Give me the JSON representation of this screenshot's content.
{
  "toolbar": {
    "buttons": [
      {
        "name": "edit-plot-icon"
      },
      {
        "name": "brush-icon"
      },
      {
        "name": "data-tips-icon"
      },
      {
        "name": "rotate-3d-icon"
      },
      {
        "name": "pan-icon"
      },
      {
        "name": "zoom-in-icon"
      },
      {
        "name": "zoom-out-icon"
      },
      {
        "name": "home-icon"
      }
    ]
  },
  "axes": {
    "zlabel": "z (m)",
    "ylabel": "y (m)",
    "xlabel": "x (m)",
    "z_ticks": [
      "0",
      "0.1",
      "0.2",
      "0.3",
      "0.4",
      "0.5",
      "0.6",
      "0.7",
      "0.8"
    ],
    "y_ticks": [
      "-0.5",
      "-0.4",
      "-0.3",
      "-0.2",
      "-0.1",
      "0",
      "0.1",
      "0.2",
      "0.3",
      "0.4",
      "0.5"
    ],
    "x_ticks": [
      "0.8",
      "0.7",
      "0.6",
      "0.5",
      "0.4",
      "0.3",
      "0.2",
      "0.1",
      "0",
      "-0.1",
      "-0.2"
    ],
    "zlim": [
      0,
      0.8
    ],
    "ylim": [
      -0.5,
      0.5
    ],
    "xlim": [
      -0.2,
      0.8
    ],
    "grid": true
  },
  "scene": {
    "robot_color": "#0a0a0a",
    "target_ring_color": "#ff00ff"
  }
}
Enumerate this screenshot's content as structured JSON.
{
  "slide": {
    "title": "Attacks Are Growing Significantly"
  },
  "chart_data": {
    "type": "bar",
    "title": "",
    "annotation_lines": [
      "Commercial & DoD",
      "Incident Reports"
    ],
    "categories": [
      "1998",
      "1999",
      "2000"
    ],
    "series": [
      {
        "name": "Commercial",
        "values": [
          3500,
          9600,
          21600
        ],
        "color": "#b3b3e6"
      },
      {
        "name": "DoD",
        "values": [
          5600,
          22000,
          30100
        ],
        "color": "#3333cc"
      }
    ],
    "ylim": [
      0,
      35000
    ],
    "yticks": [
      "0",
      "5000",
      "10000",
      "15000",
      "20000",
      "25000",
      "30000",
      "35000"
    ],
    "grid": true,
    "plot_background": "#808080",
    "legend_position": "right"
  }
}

************

TO BE DONE: Lines in the records that hold the word "JSON" are to be counted; give only the total.

EXERCISE SOLUTION: 2